__Work to complete__
Count every line of these entries that holds the word "ดสระแก", and reply with the number only.

__Data to use__
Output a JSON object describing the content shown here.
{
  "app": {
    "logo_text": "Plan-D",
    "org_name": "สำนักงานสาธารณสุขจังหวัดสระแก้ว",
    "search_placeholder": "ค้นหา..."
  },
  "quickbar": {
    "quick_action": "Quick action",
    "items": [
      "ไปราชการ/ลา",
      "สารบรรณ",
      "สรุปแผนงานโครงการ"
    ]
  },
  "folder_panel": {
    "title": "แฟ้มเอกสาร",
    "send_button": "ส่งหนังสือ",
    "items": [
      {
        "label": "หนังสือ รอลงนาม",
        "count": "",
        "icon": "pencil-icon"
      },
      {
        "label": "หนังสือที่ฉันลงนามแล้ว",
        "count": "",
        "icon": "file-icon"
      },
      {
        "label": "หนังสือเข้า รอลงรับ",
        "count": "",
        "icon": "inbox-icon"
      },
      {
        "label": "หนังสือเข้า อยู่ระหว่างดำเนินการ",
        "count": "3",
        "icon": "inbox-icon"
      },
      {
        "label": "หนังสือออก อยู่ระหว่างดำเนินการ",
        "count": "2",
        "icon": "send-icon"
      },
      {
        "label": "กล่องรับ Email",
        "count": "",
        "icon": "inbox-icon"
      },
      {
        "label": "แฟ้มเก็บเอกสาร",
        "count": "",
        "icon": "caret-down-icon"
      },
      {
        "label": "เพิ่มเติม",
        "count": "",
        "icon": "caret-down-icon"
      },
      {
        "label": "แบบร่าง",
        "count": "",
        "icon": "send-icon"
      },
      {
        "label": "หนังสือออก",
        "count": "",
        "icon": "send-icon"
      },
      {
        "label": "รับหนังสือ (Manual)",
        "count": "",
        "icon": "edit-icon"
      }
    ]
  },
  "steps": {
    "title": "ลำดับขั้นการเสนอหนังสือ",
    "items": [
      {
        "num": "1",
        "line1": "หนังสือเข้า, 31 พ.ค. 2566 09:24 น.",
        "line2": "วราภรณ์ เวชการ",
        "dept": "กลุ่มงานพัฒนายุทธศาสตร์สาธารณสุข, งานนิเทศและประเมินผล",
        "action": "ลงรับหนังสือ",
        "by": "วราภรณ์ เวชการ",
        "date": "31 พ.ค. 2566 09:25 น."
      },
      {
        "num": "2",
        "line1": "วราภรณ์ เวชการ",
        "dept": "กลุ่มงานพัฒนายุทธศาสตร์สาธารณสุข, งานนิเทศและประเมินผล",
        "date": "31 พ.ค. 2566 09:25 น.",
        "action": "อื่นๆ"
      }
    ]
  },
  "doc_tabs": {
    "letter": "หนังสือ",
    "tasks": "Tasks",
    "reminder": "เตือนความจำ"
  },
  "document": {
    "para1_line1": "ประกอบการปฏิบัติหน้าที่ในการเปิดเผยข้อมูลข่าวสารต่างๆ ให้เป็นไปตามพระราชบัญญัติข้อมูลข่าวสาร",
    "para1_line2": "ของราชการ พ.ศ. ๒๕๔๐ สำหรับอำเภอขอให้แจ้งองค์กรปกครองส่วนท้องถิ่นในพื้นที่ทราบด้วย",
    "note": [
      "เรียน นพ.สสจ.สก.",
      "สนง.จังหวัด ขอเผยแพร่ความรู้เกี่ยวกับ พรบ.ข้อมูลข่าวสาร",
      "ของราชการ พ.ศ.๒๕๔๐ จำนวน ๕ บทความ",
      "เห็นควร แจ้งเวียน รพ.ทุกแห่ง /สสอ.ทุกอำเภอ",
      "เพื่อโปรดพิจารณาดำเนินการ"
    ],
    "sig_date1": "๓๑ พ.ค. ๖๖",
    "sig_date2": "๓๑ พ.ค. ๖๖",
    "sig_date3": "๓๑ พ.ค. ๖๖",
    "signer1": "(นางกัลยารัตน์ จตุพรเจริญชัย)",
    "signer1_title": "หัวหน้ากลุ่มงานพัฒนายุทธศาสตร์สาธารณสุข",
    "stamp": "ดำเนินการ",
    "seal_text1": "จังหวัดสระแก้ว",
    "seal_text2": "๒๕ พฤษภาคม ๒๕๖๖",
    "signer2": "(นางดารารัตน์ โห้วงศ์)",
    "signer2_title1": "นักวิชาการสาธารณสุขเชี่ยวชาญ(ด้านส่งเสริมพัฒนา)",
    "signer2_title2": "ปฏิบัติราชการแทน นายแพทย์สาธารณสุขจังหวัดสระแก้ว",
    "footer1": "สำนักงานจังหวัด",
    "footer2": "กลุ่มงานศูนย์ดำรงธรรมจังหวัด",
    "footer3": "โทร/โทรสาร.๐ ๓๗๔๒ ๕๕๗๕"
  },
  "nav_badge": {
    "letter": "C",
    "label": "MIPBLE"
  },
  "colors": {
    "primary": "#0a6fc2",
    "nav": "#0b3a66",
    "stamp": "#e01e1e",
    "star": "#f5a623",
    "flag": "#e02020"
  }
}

__Exercise solution__
3